Stated exercise
Give the listing again character for character, but drop the images.

## Start Exercise inputs

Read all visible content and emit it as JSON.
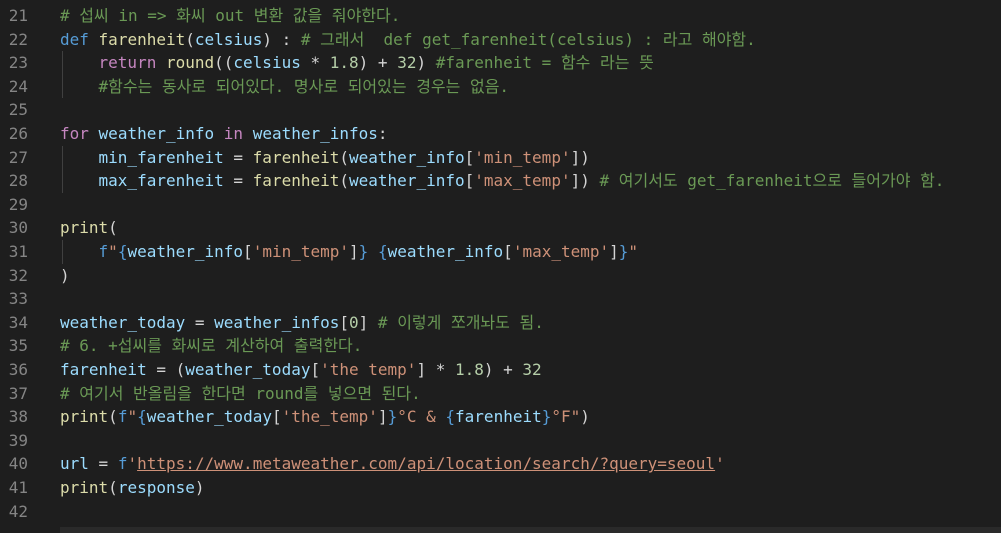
{
  "editor": {
    "lines": [
      {
        "n": "21",
        "tokens": [
          {
            "t": "# 섭씨 in => 화씨 out 변환 값을 줘야한다.",
            "c": "cmt"
          }
        ]
      },
      {
        "n": "22",
        "tokens": [
          {
            "t": "def",
            "c": "kw"
          },
          {
            "t": " ",
            "c": "op"
          },
          {
            "t": "farenheit",
            "c": "fn"
          },
          {
            "t": "(",
            "c": "op"
          },
          {
            "t": "celsius",
            "c": "var"
          },
          {
            "t": ") : ",
            "c": "op"
          },
          {
            "t": "# 그래서  def get_farenheit(celsius) : 라고 해야함.",
            "c": "cmt"
          }
        ]
      },
      {
        "n": "23",
        "tokens": [
          {
            "t": "    ",
            "c": "op"
          },
          {
            "t": "return",
            "c": "ctrl"
          },
          {
            "t": " ",
            "c": "op"
          },
          {
            "t": "round",
            "c": "fn"
          },
          {
            "t": "((",
            "c": "op"
          },
          {
            "t": "celsius",
            "c": "var"
          },
          {
            "t": " * ",
            "c": "op"
          },
          {
            "t": "1.8",
            "c": "num"
          },
          {
            "t": ") + ",
            "c": "op"
          },
          {
            "t": "32",
            "c": "num"
          },
          {
            "t": ") ",
            "c": "op"
          },
          {
            "t": "#farenheit = 함수 라는 뜻",
            "c": "cmt"
          }
        ]
      },
      {
        "n": "24",
        "tokens": [
          {
            "t": "    ",
            "c": "op"
          },
          {
            "t": "#함수는 동사로 되어있다. 명사로 되어있는 경우는 없음.",
            "c": "cmt"
          }
        ]
      },
      {
        "n": "25",
        "tokens": []
      },
      {
        "n": "26",
        "tokens": [
          {
            "t": "for",
            "c": "ctrl"
          },
          {
            "t": " ",
            "c": "op"
          },
          {
            "t": "weather_info",
            "c": "var"
          },
          {
            "t": " ",
            "c": "op"
          },
          {
            "t": "in",
            "c": "ctrl"
          },
          {
            "t": " ",
            "c": "op"
          },
          {
            "t": "weather_infos",
            "c": "var"
          },
          {
            "t": ":",
            "c": "op"
          }
        ]
      },
      {
        "n": "27",
        "tokens": [
          {
            "t": "    ",
            "c": "op"
          },
          {
            "t": "min_farenheit",
            "c": "var"
          },
          {
            "t": " = ",
            "c": "op"
          },
          {
            "t": "farenheit",
            "c": "fn"
          },
          {
            "t": "(",
            "c": "op"
          },
          {
            "t": "weather_info",
            "c": "var"
          },
          {
            "t": "[",
            "c": "op"
          },
          {
            "t": "'min_temp'",
            "c": "str"
          },
          {
            "t": "])",
            "c": "op"
          }
        ]
      },
      {
        "n": "28",
        "tokens": [
          {
            "t": "    ",
            "c": "op"
          },
          {
            "t": "max_farenheit",
            "c": "var"
          },
          {
            "t": " = ",
            "c": "op"
          },
          {
            "t": "farenheit",
            "c": "fn"
          },
          {
            "t": "(",
            "c": "op"
          },
          {
            "t": "weather_info",
            "c": "var"
          },
          {
            "t": "[",
            "c": "op"
          },
          {
            "t": "'max_temp'",
            "c": "str"
          },
          {
            "t": "]) ",
            "c": "op"
          },
          {
            "t": "# 여기서도 get_farenheit으로 들어가야 함.",
            "c": "cmt"
          }
        ]
      },
      {
        "n": "29",
        "tokens": []
      },
      {
        "n": "30",
        "tokens": [
          {
            "t": "print",
            "c": "fn"
          },
          {
            "t": "(",
            "c": "op"
          }
        ]
      },
      {
        "n": "31",
        "tokens": [
          {
            "t": "    ",
            "c": "op"
          },
          {
            "t": "f",
            "c": "kw"
          },
          {
            "t": "\"",
            "c": "str"
          },
          {
            "t": "{",
            "c": "brace"
          },
          {
            "t": "weather_info",
            "c": "var"
          },
          {
            "t": "[",
            "c": "op"
          },
          {
            "t": "'min_temp'",
            "c": "str"
          },
          {
            "t": "]",
            "c": "op"
          },
          {
            "t": "}",
            "c": "brace"
          },
          {
            "t": " ",
            "c": "str"
          },
          {
            "t": "{",
            "c": "brace"
          },
          {
            "t": "weather_info",
            "c": "var"
          },
          {
            "t": "[",
            "c": "op"
          },
          {
            "t": "'max_temp'",
            "c": "str"
          },
          {
            "t": "]",
            "c": "op"
          },
          {
            "t": "}",
            "c": "brace"
          },
          {
            "t": "\"",
            "c": "str"
          }
        ]
      },
      {
        "n": "32",
        "tokens": [
          {
            "t": ")",
            "c": "op"
          }
        ]
      },
      {
        "n": "33",
        "tokens": []
      },
      {
        "n": "34",
        "tokens": [
          {
            "t": "weather_today",
            "c": "var"
          },
          {
            "t": " = ",
            "c": "op"
          },
          {
            "t": "weather_infos",
            "c": "var"
          },
          {
            "t": "[",
            "c": "op"
          },
          {
            "t": "0",
            "c": "num"
          },
          {
            "t": "] ",
            "c": "op"
          },
          {
            "t": "# 이렇게 쪼개놔도 됨.",
            "c": "cmt"
          }
        ]
      },
      {
        "n": "35",
        "tokens": [
          {
            "t": "# 6. +섭씨를 화씨로 계산하여 출력한다.",
            "c": "cmt"
          }
        ]
      },
      {
        "n": "36",
        "tokens": [
          {
            "t": "farenheit",
            "c": "var"
          },
          {
            "t": " = (",
            "c": "op"
          },
          {
            "t": "weather_today",
            "c": "var"
          },
          {
            "t": "[",
            "c": "op"
          },
          {
            "t": "'the temp'",
            "c": "str"
          },
          {
            "t": "] * ",
            "c": "op"
          },
          {
            "t": "1.8",
            "c": "num"
          },
          {
            "t": ") + ",
            "c": "op"
          },
          {
            "t": "32",
            "c": "num"
          }
        ]
      },
      {
        "n": "37",
        "tokens": [
          {
            "t": "# 여기서 반올림을 한다면 round를 넣으면 된다.",
            "c": "cmt"
          }
        ]
      },
      {
        "n": "38",
        "tokens": [
          {
            "t": "print",
            "c": "fn"
          },
          {
            "t": "(",
            "c": "op"
          },
          {
            "t": "f",
            "c": "kw"
          },
          {
            "t": "\"",
            "c": "str"
          },
          {
            "t": "{",
            "c": "brace"
          },
          {
            "t": "weather_today",
            "c": "var"
          },
          {
            "t": "[",
            "c": "op"
          },
          {
            "t": "'the_temp'",
            "c": "str"
          },
          {
            "t": "]",
            "c": "op"
          },
          {
            "t": "}",
            "c": "brace"
          },
          {
            "t": "°C & ",
            "c": "str"
          },
          {
            "t": "{",
            "c": "brace"
          },
          {
            "t": "farenheit",
            "c": "var"
          },
          {
            "t": "}",
            "c": "brace"
          },
          {
            "t": "°F\"",
            "c": "str"
          },
          {
            "t": ")",
            "c": "op"
          }
        ]
      },
      {
        "n": "39",
        "tokens": []
      },
      {
        "n": "40",
        "tokens": [
          {
            "t": "url",
            "c": "var"
          },
          {
            "t": " = ",
            "c": "op"
          },
          {
            "t": "f",
            "c": "kw"
          },
          {
            "t": "'",
            "c": "str"
          },
          {
            "t": "https://www.metaweather.com/api/location/search/?query=seoul",
            "c": "url"
          },
          {
            "t": "'",
            "c": "str"
          }
        ]
      },
      {
        "n": "41",
        "tokens": [
          {
            "t": "print",
            "c": "fn"
          },
          {
            "t": "(",
            "c": "op"
          },
          {
            "t": "response",
            "c": "var"
          },
          {
            "t": ")",
            "c": "op"
          }
        ]
      },
      {
        "n": "42",
        "tokens": []
      }
    ]
  }
}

## End Exercise inputs

Task response
Read all visible content and emit it as JSON.
{
  "editor": {
    "lines": [
      {
        "n": "21",
        "tokens": [
          {
            "t": "# 섭씨 in => 화씨 out 변환 값을 줘야한다.",
            "c": "cmt"
          }
        ]
      },
      {
        "n": "22",
        "tokens": [
          {
            "t": "def",
            "c": "kw"
          },
          {
            "t": " ",
            "c": "op"
          },
          {
            "t": "farenheit",
            "c": "fn"
          },
          {
            "t": "(",
            "c": "op"
          },
          {
            "t": "celsius",
            "c": "var"
          },
          {
            "t": ") : ",
            "c": "op"
          },
          {
            "t": "# 그래서  def get_farenheit(celsius) : 라고 해야함.",
            "c": "cmt"
          }
        ]
      },
      {
        "n": "23",
        "tokens": [
          {
            "t": "    ",
            "c": "op"
          },
          {
            "t": "return",
            "c": "ctrl"
          },
          {
            "t": " ",
            "c": "op"
          },
          {
            "t": "round",
            "c": "fn"
          },
          {
            "t": "((",
            "c": "op"
          },
          {
            "t": "celsius",
            "c": "var"
          },
          {
            "t": " * ",
            "c": "op"
          },
          {
            "t": "1.8",
            "c": "num"
          },
          {
            "t": ") + ",
            "c": "op"
          },
          {
            "t": "32",
            "c": "num"
          },
          {
            "t": ") ",
            "c": "op"
          },
          {
            "t": "#farenheit = 함수 라는 뜻",
            "c": "cmt"
          }
        ]
      },
      {
        "n": "24",
        "tokens": [
          {
            "t": "    ",
            "c": "op"
          },
          {
            "t": "#함수는 동사로 되어있다. 명사로 되어있는 경우는 없음.",
            "c": "cmt"
          }
        ]
      },
      {
        "n": "25",
        "tokens": []
      },
      {
        "n": "26",
        "tokens": [
          {
            "t": "for",
            "c": "ctrl"
          },
          {
            "t": " ",
            "c": "op"
          },
          {
            "t": "weather_info",
            "c": "var"
          },
          {
            "t": " ",
            "c": "op"
          },
          {
            "t": "in",
            "c": "ctrl"
          },
          {
            "t": " ",
            "c": "op"
          },
          {
            "t": "weather_infos",
            "c": "var"
          },
          {
            "t": ":",
            "c": "op"
          }
        ]
      },
      {
        "n": "27",
        "tokens": [
          {
            "t": "    ",
            "c": "op"
          },
          {
            "t": "min_farenheit",
            "c": "var"
          },
          {
            "t": " = ",
            "c": "op"
          },
          {
            "t": "farenheit",
            "c": "fn"
          },
          {
            "t": "(",
            "c": "op"
          },
          {
            "t": "weather_info",
            "c": "var"
          },
          {
            "t": "[",
            "c": "op"
          },
          {
            "t": "'min_temp'",
            "c": "str"
          },
          {
            "t": "])",
            "c": "op"
          }
        ]
      },
      {
        "n": "28",
        "tokens": [
          {
            "t": "    ",
            "c": "op"
          },
          {
            "t": "max_farenheit",
            "c": "var"
          },
          {
            "t": " = ",
            "c": "op"
          },
          {
            "t": "farenheit",
            "c": "fn"
          },
          {
            "t": "(",
            "c": "op"
          },
          {
            "t": "weather_info",
            "c": "var"
          },
          {
            "t": "[",
            "c": "op"
          },
          {
            "t": "'max_temp'",
            "c": "str"
          },
          {
            "t": "]) ",
            "c": "op"
          },
          {
            "t": "# 여기서도 get_farenheit으로 들어가야 함.",
            "c": "cmt"
          }
        ]
      },
      {
        "n": "29",
        "tokens": []
      },
      {
        "n": "30",
        "tokens": [
          {
            "t": "print",
            "c": "fn"
          },
          {
            "t": "(",
            "c": "op"
          }
        ]
      },
      {
        "n": "31",
        "tokens": [
          {
            "t": "    ",
            "c": "op"
          },
          {
            "t": "f",
            "c": "kw"
          },
          {
            "t": "\"",
            "c": "str"
          },
          {
            "t": "{",
            "c": "brace"
          },
          {
            "t": "weather_info",
            "c": "var"
          },
          {
            "t": "[",
            "c": "op"
          },
          {
            "t": "'min_temp'",
            "c": "str"
          },
          {
            "t": "]",
            "c": "op"
          },
          {
            "t": "}",
            "c": "brace"
          },
          {
            "t": " ",
            "c": "str"
          },
          {
            "t": "{",
            "c": "brace"
          },
          {
            "t": "weather_info",
            "c": "var"
          },
          {
            "t": "[",
            "c": "op"
          },
          {
            "t": "'max_temp'",
            "c": "str"
          },
          {
            "t": "]",
            "c": "op"
          },
          {
            "t": "}",
            "c": "brace"
          },
          {
            "t": "\"",
            "c": "str"
          }
        ]
      },
      {
        "n": "32",
        "tokens": [
          {
            "t": ")",
            "c": "op"
          }
        ]
      },
      {
        "n": "33",
        "tokens": []
      },
      {
        "n": "34",
        "tokens": [
          {
            "t": "weather_today",
            "c": "var"
          },
          {
            "t": " = ",
            "c": "op"
          },
          {
            "t": "weather_infos",
            "c": "var"
          },
          {
            "t": "[",
            "c": "op"
          },
          {
            "t": "0",
            "c": "num"
          },
          {
            "t": "] ",
            "c": "op"
          },
          {
            "t": "# 이렇게 쪼개놔도 됨.",
            "c": "cmt"
          }
        ]
      },
      {
        "n": "35",
        "tokens": [
          {
            "t": "# 6. +섭씨를 화씨로 계산하여 출력한다.",
            "c": "cmt"
          }
        ]
      },
      {
        "n": "36",
        "tokens": [
          {
            "t": "farenheit",
            "c": "var"
          },
          {
            "t": " = (",
            "c": "op"
          },
          {
            "t": "weather_today",
            "c": "var"
          },
          {
            "t": "[",
            "c": "op"
          },
          {
            "t": "'the temp'",
            "c": "str"
          },
          {
            "t": "] * ",
            "c": "op"
          },
          {
            "t": "1.8",
            "c": "num"
          },
          {
            "t": ") + ",
            "c": "op"
          },
          {
            "t": "32",
            "c": "num"
          }
        ]
      },
      {
        "n": "37",
        "tokens": [
          {
            "t": "# 여기서 반올림을 한다면 round를 넣으면 된다.",
            "c": "cmt"
          }
        ]
      },
      {
        "n": "38",
        "tokens": [
          {
            "t": "print",
            "c": "fn"
          },
          {
            "t": "(",
            "c": "op"
          },
          {
            "t": "f",
            "c": "kw"
          },
          {
            "t": "\"",
            "c": "str"
          },
          {
            "t": "{",
            "c": "brace"
          },
          {
            "t": "weather_today",
            "c": "var"
          },
          {
            "t": "[",
            "c": "op"
          },
          {
            "t": "'the_temp'",
            "c": "str"
          },
          {
            "t": "]",
            "c": "op"
          },
          {
            "t": "}",
            "c": "brace"
          },
          {
            "t": "°C & ",
            "c": "str"
          },
          {
            "t": "{",
            "c": "brace"
          },
          {
            "t": "farenheit",
            "c": "var"
          },
          {
            "t": "}",
            "c": "brace"
          },
          {
            "t": "°F\"",
            "c": "str"
          },
          {
            "t": ")",
            "c": "op"
          }
        ]
      },
      {
        "n": "39",
        "tokens": []
      },
      {
        "n": "40",
        "tokens": [
          {
            "t": "url",
            "c": "var"
          },
          {
            "t": " = ",
            "c": "op"
          },
          {
            "t": "f",
            "c": "kw"
          },
          {
            "t": "'",
            "c": "str"
          },
          {
            "t": "https://www.metaweather.com/api/location/search/?query=seoul",
            "c": "url"
          },
          {
            "t": "'",
            "c": "str"
          }
        ]
      },
      {
        "n": "41",
        "tokens": [
          {
            "t": "print",
            "c": "fn"
          },
          {
            "t": "(",
            "c": "op"
          },
          {
            "t": "response",
            "c": "var"
          },
          {
            "t": ")",
            "c": "op"
          }
        ]
      },
      {
        "n": "42",
        "tokens": []
      }
    ]
  }
}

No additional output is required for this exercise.